EXERCISE PROMPT | Write out every single entry exactly.

DATASET EXCERPTS |
┄┄┄┄┄┄
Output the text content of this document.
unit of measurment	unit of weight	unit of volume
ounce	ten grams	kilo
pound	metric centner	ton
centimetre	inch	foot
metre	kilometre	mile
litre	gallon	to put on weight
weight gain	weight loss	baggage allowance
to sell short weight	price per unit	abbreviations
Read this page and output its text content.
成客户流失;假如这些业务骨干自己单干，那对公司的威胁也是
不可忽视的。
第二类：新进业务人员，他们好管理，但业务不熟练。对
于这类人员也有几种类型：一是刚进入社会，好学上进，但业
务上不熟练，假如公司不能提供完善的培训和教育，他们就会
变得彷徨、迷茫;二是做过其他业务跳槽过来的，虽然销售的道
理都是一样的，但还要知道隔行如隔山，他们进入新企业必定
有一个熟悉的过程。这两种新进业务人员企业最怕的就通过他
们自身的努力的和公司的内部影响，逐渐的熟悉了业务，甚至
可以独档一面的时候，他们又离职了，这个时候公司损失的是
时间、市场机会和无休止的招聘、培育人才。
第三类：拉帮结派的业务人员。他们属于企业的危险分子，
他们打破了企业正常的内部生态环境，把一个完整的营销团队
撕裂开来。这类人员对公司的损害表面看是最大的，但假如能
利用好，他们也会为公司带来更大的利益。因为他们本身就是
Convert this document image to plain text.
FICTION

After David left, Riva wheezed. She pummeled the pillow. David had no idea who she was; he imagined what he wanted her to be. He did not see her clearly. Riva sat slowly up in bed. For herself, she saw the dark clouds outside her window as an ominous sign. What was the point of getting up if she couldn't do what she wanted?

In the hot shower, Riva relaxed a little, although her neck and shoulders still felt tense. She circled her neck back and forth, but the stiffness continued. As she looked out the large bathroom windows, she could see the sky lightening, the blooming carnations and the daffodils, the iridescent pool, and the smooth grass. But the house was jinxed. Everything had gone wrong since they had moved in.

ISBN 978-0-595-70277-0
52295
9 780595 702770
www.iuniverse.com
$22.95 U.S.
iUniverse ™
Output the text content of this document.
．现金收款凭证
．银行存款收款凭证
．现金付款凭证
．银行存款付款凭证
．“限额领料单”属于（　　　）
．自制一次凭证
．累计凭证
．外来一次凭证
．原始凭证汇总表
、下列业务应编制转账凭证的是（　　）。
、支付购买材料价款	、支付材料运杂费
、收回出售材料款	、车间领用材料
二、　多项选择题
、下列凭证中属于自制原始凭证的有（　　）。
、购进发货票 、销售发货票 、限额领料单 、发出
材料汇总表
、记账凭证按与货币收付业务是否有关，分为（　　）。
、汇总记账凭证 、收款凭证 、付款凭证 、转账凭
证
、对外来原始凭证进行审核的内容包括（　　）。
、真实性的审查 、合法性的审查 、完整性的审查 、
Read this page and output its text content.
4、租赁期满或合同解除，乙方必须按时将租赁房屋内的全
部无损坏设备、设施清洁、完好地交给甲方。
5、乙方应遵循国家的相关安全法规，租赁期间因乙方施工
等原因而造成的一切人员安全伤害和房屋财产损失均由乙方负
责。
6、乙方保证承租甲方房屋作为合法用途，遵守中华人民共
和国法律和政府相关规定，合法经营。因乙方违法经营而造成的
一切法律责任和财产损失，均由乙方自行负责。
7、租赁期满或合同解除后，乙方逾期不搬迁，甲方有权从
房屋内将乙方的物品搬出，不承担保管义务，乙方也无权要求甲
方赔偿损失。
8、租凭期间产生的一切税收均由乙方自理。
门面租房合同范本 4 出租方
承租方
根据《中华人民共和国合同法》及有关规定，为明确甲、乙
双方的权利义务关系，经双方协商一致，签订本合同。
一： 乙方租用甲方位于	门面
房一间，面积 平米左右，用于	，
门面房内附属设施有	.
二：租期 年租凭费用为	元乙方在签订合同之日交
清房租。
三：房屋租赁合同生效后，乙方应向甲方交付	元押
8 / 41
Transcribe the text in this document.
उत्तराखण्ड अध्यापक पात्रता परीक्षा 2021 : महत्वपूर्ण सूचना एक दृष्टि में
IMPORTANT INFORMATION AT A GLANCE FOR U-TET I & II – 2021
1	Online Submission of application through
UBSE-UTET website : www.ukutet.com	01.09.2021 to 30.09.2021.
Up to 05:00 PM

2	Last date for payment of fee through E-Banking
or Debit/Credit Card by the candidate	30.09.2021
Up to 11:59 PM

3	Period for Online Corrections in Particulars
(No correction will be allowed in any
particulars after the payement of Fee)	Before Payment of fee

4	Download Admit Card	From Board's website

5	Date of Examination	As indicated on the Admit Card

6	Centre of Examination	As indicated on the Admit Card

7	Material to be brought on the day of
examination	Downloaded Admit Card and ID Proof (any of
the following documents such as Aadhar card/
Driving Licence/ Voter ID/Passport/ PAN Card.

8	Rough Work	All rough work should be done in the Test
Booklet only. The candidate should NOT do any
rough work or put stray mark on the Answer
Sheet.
┄┄┄┄┄┄
SOLUTION FOR THIS EXERCISE |
Output the text content of this document.
unit of measurment	unit of weight	unit of volume
ounce	ten grams	kilo
pound	metric centner	ton
centimetre	inch	foot
metre	kilometre	mile
litre	gallon	to put on weight
weight gain	weight loss	baggage allowance
to sell short weight	price per unit	abbreviations
Read this page and output its text content.
成客户流失;假如这些业务骨干自己单干，那对公司的威胁也是
不可忽视的。
第二类：新进业务人员，他们好管理，但业务不熟练。对
于这类人员也有几种类型：一是刚进入社会，好学上进，但业
务上不熟练，假如公司不能提供完善的培训和教育，他们就会
变得彷徨、迷茫;二是做过其他业务跳槽过来的，虽然销售的道
理都是一样的，但还要知道隔行如隔山，他们进入新企业必定
有一个熟悉的过程。这两种新进业务人员企业最怕的就通过他
们自身的努力的和公司的内部影响，逐渐的熟悉了业务，甚至
可以独档一面的时候，他们又离职了，这个时候公司损失的是
时间、市场机会和无休止的招聘、培育人才。
第三类：拉帮结派的业务人员。他们属于企业的危险分子，
他们打破了企业正常的内部生态环境，把一个完整的营销团队
撕裂开来。这类人员对公司的损害表面看是最大的，但假如能
利用好，他们也会为公司带来更大的利益。因为他们本身就是
Convert this document image to plain text.
FICTION

After David left, Riva wheezed. She pummeled the pillow. David had no idea who she was; he imagined what he wanted her to be. He did not see her clearly. Riva sat slowly up in bed. For herself, she saw the dark clouds outside her window as an ominous sign. What was the point of getting up if she couldn't do what she wanted?

In the hot shower, Riva relaxed a little, although her neck and shoulders still felt tense. She circled her neck back and forth, but the stiffness continued. As she looked out the large bathroom windows, she could see the sky lightening, the blooming carnations and the daffodils, the iridescent pool, and the smooth grass. But the house was jinxed. Everything had gone wrong since they had moved in.

ISBN 978-0-595-70277-0
52295
9 780595 702770
www.iuniverse.com
$22.95 U.S.
iUniverse ™
Output the text content of this document.
．现金收款凭证
．银行存款收款凭证
．现金付款凭证
．银行存款付款凭证
．“限额领料单”属于（　　　）
．自制一次凭证
．累计凭证
．外来一次凭证
．原始凭证汇总表
、下列业务应编制转账凭证的是（　　）。
、支付购买材料价款	、支付材料运杂费
、收回出售材料款	、车间领用材料
二、　多项选择题
、下列凭证中属于自制原始凭证的有（　　）。
、购进发货票 、销售发货票 、限额领料单 、发出
材料汇总表
、记账凭证按与货币收付业务是否有关，分为（　　）。
、汇总记账凭证 、收款凭证 、付款凭证 、转账凭
证
、对外来原始凭证进行审核的内容包括（　　）。
、真实性的审查 、合法性的审查 、完整性的审查 、
Read this page and output its text content.
4、租赁期满或合同解除，乙方必须按时将租赁房屋内的全
部无损坏设备、设施清洁、完好地交给甲方。
5、乙方应遵循国家的相关安全法规，租赁期间因乙方施工
等原因而造成的一切人员安全伤害和房屋财产损失均由乙方负
责。
6、乙方保证承租甲方房屋作为合法用途，遵守中华人民共
和国法律和政府相关规定，合法经营。因乙方违法经营而造成的
一切法律责任和财产损失，均由乙方自行负责。
7、租赁期满或合同解除后，乙方逾期不搬迁，甲方有权从
房屋内将乙方的物品搬出，不承担保管义务，乙方也无权要求甲
方赔偿损失。
8、租凭期间产生的一切税收均由乙方自理。
门面租房合同范本 4 出租方
承租方
根据《中华人民共和国合同法》及有关规定，为明确甲、乙
双方的权利义务关系，经双方协商一致，签订本合同。
一： 乙方租用甲方位于	门面
房一间，面积 平米左右，用于	，
门面房内附属设施有	.
二：租期 年租凭费用为	元乙方在签订合同之日交
清房租。
三：房屋租赁合同生效后，乙方应向甲方交付	元押
8 / 41
Transcribe the text in this document.
उत्तराखण्ड अध्यापक पात्रता परीक्षा 2021 : महत्वपूर्ण सूचना एक दृष्टि में
IMPORTANT INFORMATION AT A GLANCE FOR U-TET I & II – 2021
1	Online Submission of application through
UBSE-UTET website : www.ukutet.com	01.09.2021 to 30.09.2021.
Up to 05:00 PM

2	Last date for payment of fee through E-Banking
or Debit/Credit Card by the candidate	30.09.2021
Up to 11:59 PM

3	Period for Online Corrections in Particulars
(No correction will be allowed in any
particulars after the payement of Fee)	Before Payment of fee

4	Download Admit Card	From Board's website

5	Date of Examination	As indicated on the Admit Card

6	Centre of Examination	As indicated on the Admit Card

7	Material to be brought on the day of
examination	Downloaded Admit Card and ID Proof (any of
the following documents such as Aadhar card/
Driving Licence/ Voter ID/Passport/ PAN Card.

8	Rough Work	All rough work should be done in the Test
Booklet only. The candidate should NOT do any
rough work or put stray mark on the Answer
Sheet.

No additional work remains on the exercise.